> _WHAT YOU WILL DO_:
Restate the complete material exactly.

> _RECORDED INFORMATION_:
------------------------------------------------------------

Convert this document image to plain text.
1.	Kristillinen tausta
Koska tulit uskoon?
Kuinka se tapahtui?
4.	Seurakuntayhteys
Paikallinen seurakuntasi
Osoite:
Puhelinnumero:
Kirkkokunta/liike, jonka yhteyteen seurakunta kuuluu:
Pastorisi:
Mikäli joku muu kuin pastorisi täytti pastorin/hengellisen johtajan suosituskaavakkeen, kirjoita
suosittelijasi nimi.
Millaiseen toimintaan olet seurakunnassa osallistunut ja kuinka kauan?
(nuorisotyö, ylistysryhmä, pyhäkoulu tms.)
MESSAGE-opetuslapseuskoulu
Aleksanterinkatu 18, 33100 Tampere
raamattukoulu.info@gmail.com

------------------------------------------------------------

> _REPLY_:
Convert this document image to plain text.
1.	Kristillinen tausta
Koska tulit uskoon?
Kuinka se tapahtui?
4.	Seurakuntayhteys
Paikallinen seurakuntasi
Osoite:
Puhelinnumero:
Kirkkokunta/liike, jonka yhteyteen seurakunta kuuluu:
Pastorisi:
Mikäli joku muu kuin pastorisi täytti pastorin/hengellisen johtajan suosituskaavakkeen, kirjoita
suosittelijasi nimi.
Millaiseen toimintaan olet seurakunnassa osallistunut ja kuinka kauan?
(nuorisotyö, ylistysryhmä, pyhäkoulu tms.)
MESSAGE-opetuslapseuskoulu
Aleksanterinkatu 18, 33100 Tampere
raamattukoulu.info@gmail.com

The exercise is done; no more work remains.